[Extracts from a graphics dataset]
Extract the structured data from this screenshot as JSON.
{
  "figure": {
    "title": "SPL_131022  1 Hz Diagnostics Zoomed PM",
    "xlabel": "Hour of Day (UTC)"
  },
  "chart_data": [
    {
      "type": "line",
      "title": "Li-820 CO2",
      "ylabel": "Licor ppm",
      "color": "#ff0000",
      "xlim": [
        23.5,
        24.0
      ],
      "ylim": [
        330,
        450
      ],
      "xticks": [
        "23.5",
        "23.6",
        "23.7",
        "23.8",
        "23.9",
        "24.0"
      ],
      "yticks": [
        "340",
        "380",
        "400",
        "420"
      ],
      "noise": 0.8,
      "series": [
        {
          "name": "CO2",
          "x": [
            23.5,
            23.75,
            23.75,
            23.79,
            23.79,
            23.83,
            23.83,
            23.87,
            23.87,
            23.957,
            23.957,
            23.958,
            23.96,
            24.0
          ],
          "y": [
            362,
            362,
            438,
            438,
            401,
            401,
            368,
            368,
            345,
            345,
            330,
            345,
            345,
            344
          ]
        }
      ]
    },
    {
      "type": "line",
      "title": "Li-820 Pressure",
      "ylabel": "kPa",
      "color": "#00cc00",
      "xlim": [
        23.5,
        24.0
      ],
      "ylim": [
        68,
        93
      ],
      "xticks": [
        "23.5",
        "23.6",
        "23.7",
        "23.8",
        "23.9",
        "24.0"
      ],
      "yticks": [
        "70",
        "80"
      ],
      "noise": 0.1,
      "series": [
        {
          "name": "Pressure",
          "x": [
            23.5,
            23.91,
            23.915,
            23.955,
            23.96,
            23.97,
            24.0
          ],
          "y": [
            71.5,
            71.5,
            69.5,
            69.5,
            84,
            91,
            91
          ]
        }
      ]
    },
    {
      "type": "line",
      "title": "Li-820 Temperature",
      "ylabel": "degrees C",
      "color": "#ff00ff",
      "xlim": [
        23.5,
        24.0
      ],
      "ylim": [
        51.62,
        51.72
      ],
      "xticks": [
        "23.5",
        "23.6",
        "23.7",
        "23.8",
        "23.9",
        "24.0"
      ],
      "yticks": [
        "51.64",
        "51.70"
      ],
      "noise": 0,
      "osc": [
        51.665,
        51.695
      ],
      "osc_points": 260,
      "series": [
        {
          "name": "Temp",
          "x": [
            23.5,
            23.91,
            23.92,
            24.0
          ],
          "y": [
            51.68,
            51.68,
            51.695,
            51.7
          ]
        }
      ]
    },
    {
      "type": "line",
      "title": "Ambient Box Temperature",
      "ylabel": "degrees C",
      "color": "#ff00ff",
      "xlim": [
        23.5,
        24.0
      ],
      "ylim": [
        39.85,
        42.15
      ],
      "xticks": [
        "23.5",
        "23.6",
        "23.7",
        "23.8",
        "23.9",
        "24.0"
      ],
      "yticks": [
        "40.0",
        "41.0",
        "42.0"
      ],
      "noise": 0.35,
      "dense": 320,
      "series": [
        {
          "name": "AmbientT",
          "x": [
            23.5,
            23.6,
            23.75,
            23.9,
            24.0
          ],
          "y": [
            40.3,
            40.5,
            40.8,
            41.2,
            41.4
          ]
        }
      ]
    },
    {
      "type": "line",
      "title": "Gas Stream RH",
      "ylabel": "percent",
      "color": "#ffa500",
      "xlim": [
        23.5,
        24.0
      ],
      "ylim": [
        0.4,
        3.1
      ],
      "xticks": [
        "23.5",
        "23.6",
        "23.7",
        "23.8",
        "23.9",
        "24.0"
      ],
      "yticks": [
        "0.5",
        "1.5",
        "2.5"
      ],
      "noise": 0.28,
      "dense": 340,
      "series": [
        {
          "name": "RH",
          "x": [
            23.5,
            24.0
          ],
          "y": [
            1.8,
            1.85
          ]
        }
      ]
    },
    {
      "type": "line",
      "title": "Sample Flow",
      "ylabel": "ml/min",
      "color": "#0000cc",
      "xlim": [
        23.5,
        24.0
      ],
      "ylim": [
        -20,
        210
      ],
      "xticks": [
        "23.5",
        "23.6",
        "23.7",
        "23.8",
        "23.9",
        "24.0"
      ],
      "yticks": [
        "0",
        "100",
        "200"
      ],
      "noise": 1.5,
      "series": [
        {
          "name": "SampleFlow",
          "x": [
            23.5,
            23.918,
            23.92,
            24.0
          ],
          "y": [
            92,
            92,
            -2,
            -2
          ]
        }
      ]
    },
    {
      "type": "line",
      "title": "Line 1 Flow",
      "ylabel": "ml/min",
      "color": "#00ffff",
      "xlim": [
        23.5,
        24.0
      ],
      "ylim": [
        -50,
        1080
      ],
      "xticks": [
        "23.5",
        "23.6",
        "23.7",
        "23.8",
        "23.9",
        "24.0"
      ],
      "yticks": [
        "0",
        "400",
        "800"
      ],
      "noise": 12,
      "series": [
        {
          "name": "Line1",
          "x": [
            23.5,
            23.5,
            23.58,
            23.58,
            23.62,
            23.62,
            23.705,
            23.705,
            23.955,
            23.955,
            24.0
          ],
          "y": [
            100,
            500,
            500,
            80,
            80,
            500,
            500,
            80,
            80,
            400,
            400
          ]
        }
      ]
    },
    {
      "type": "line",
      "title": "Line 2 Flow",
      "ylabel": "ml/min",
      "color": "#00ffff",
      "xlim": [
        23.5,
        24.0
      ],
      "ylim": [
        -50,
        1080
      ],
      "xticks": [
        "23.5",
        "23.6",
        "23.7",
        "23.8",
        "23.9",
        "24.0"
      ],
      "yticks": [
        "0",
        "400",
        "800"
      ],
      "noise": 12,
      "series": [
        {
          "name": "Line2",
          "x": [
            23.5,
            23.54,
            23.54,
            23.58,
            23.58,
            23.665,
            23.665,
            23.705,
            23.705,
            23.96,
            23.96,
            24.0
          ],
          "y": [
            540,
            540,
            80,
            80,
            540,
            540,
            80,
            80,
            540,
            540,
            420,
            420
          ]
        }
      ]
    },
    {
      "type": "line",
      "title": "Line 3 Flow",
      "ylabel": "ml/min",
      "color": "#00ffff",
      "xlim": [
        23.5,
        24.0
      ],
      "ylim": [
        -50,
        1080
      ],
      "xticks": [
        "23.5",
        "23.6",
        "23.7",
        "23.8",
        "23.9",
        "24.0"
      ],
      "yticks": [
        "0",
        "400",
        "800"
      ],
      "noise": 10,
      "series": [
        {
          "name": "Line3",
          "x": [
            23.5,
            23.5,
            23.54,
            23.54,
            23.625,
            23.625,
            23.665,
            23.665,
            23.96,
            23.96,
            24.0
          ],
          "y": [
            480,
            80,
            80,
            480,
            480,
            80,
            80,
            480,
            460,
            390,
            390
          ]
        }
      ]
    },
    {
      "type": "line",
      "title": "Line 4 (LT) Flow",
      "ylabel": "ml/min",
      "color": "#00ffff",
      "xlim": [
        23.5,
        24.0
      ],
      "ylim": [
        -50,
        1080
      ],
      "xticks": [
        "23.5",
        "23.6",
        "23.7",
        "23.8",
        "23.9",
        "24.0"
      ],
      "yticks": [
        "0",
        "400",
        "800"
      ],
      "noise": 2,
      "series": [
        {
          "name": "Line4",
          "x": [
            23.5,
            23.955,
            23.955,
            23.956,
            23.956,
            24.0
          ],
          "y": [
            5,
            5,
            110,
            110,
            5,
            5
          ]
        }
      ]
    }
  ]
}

What needs to be done:
Print every line of the records exactly. Omit nothing.

Exercise result:
Extract the structured data from this screenshot as JSON.
{
  "figure": {
    "title": "SPL_131022  1 Hz Diagnostics Zoomed PM",
    "xlabel": "Hour of Day (UTC)"
  },
  "chart_data": [
    {
      "type": "line",
      "title": "Li-820 CO2",
      "ylabel": "Licor ppm",
      "color": "#ff0000",
      "xlim": [
        23.5,
        24.0
      ],
      "ylim": [
        330,
        450
      ],
      "xticks": [
        "23.5",
        "23.6",
        "23.7",
        "23.8",
        "23.9",
        "24.0"
      ],
      "yticks": [
        "340",
        "380",
        "400",
        "420"
      ],
      "noise": 0.8,
      "series": [
        {
          "name": "CO2",
          "x": [
            23.5,
            23.75,
            23.75,
            23.79,
            23.79,
            23.83,
            23.83,
            23.87,
            23.87,
            23.957,
            23.957,
            23.958,
            23.96,
            24.0
          ],
          "y": [
            362,
            362,
            438,
            438,
            401,
            401,
            368,
            368,
            345,
            345,
            330,
            345,
            345,
            344
          ]
        }
      ]
    },
    {
      "type": "line",
      "title": "Li-820 Pressure",
      "ylabel": "kPa",
      "color": "#00cc00",
      "xlim": [
        23.5,
        24.0
      ],
      "ylim": [
        68,
        93
      ],
      "xticks": [
        "23.5",
        "23.6",
        "23.7",
        "23.8",
        "23.9",
        "24.0"
      ],
      "yticks": [
        "70",
        "80"
      ],
      "noise": 0.1,
      "series": [
        {
          "name": "Pressure",
          "x": [
            23.5,
            23.91,
            23.915,
            23.955,
            23.96,
            23.97,
            24.0
          ],
          "y": [
            71.5,
            71.5,
            69.5,
            69.5,
            84,
            91,
            91
          ]
        }
      ]
    },
    {
      "type": "line",
      "title": "Li-820 Temperature",
      "ylabel": "degrees C",
      "color": "#ff00ff",
      "xlim": [
        23.5,
        24.0
      ],
      "ylim": [
        51.62,
        51.72
      ],
      "xticks": [
        "23.5",
        "23.6",
        "23.7",
        "23.8",
        "23.9",
        "24.0"
      ],
      "yticks": [
        "51.64",
        "51.70"
      ],
      "noise": 0,
      "osc": [
        51.665,
        51.695
      ],
      "osc_points": 260,
      "series": [
        {
          "name": "Temp",
          "x": [
            23.5,
            23.91,
            23.92,
            24.0
          ],
          "y": [
            51.68,
            51.68,
            51.695,
            51.7
          ]
        }
      ]
    },
    {
      "type": "line",
      "title": "Ambient Box Temperature",
      "ylabel": "degrees C",
      "color": "#ff00ff",
      "xlim": [
        23.5,
        24.0
      ],
      "ylim": [
        39.85,
        42.15
      ],
      "xticks": [
        "23.5",
        "23.6",
        "23.7",
        "23.8",
        "23.9",
        "24.0"
      ],
      "yticks": [
        "40.0",
        "41.0",
        "42.0"
      ],
      "noise": 0.35,
      "dense": 320,
      "series": [
        {
          "name": "AmbientT",
          "x": [
            23.5,
            23.6,
            23.75,
            23.9,
            24.0
          ],
          "y": [
            40.3,
            40.5,
            40.8,
            41.2,
            41.4
          ]
        }
      ]
    },
    {
      "type": "line",
      "title": "Gas Stream RH",
      "ylabel": "percent",
      "color": "#ffa500",
      "xlim": [
        23.5,
        24.0
      ],
      "ylim": [
        0.4,
        3.1
      ],
      "xticks": [
        "23.5",
        "23.6",
        "23.7",
        "23.8",
        "23.9",
        "24.0"
      ],
      "yticks": [
        "0.5",
        "1.5",
        "2.5"
      ],
      "noise": 0.28,
      "dense": 340,
      "series": [
        {
          "name": "RH",
          "x": [
            23.5,
            24.0
          ],
          "y": [
            1.8,
            1.85
          ]
        }
      ]
    },
    {
      "type": "line",
      "title": "Sample Flow",
      "ylabel": "ml/min",
      "color": "#0000cc",
      "xlim": [
        23.5,
        24.0
      ],
      "ylim": [
        -20,
        210
      ],
      "xticks": [
        "23.5",
        "23.6",
        "23.7",
        "23.8",
        "23.9",
        "24.0"
      ],
      "yticks": [
        "0",
        "100",
        "200"
      ],
      "noise": 1.5,
      "series": [
        {
          "name": "SampleFlow",
          "x": [
            23.5,
            23.918,
            23.92,
            24.0
          ],
          "y": [
            92,
            92,
            -2,
            -2
          ]
        }
      ]
    },
    {
      "type": "line",
      "title": "Line 1 Flow",
      "ylabel": "ml/min",
      "color": "#00ffff",
      "xlim": [
        23.5,
        24.0
      ],
      "ylim": [
        -50,
        1080
      ],
      "xticks": [
        "23.5",
        "23.6",
        "23.7",
        "23.8",
        "23.9",
        "24.0"
      ],
      "yticks": [
        "0",
        "400",
        "800"
      ],
      "noise": 12,
      "series": [
        {
          "name": "Line1",
          "x": [
            23.5,
            23.5,
            23.58,
            23.58,
            23.62,
            23.62,
            23.705,
            23.705,
            23.955,
            23.955,
            24.0
          ],
          "y": [
            100,
            500,
            500,
            80,
            80,
            500,
            500,
            80,
            80,
            400,
            400
          ]
        }
      ]
    },
    {
      "type": "line",
      "title": "Line 2 Flow",
      "ylabel": "ml/min",
      "color": "#00ffff",
      "xlim": [
        23.5,
        24.0
      ],
      "ylim": [
        -50,
        1080
      ],
      "xticks": [
        "23.5",
        "23.6",
        "23.7",
        "23.8",
        "23.9",
        "24.0"
      ],
      "yticks": [
        "0",
        "400",
        "800"
      ],
      "noise": 12,
      "series": [
        {
          "name": "Line2",
          "x": [
            23.5,
            23.54,
            23.54,
            23.58,
            23.58,
            23.665,
            23.665,
            23.705,
            23.705,
            23.96,
            23.96,
            24.0
          ],
          "y": [
            540,
            540,
            80,
            80,
            540,
            540,
            80,
            80,
            540,
            540,
            420,
            420
          ]
        }
      ]
    },
    {
      "type": "line",
      "title": "Line 3 Flow",
      "ylabel": "ml/min",
      "color": "#00ffff",
      "xlim": [
        23.5,
        24.0
      ],
      "ylim": [
        -50,
        1080
      ],
      "xticks": [
        "23.5",
        "23.6",
        "23.7",
        "23.8",
        "23.9",
        "24.0"
      ],
      "yticks": [
        "0",
        "400",
        "800"
      ],
      "noise": 10,
      "series": [
        {
          "name": "Line3",
          "x": [
            23.5,
            23.5,
            23.54,
            23.54,
            23.625,
            23.625,
            23.665,
            23.665,
            23.96,
            23.96,
            24.0
          ],
          "y": [
            480,
            80,
            80,
            480,
            480,
            80,
            80,
            480,
            460,
            390,
            390
          ]
        }
      ]
    },
    {
      "type": "line",
      "title": "Line 4 (LT) Flow",
      "ylabel": "ml/min",
      "color": "#00ffff",
      "xlim": [
        23.5,
        24.0
      ],
      "ylim": [
        -50,
        1080
      ],
      "xticks": [
        "23.5",
        "23.6",
        "23.7",
        "23.8",
        "23.9",
        "24.0"
      ],
      "yticks": [
        "0",
        "400",
        "800"
      ],
      "noise": 2,
      "series": [
        {
          "name": "Line4",
          "x": [
            23.5,
            23.955,
            23.955,
            23.956,
            23.956,
            24.0
          ],
          "y": [
            5,
            5,
            110,
            110,
            5,
            5
          ]
        }
      ]
    }
  ]
}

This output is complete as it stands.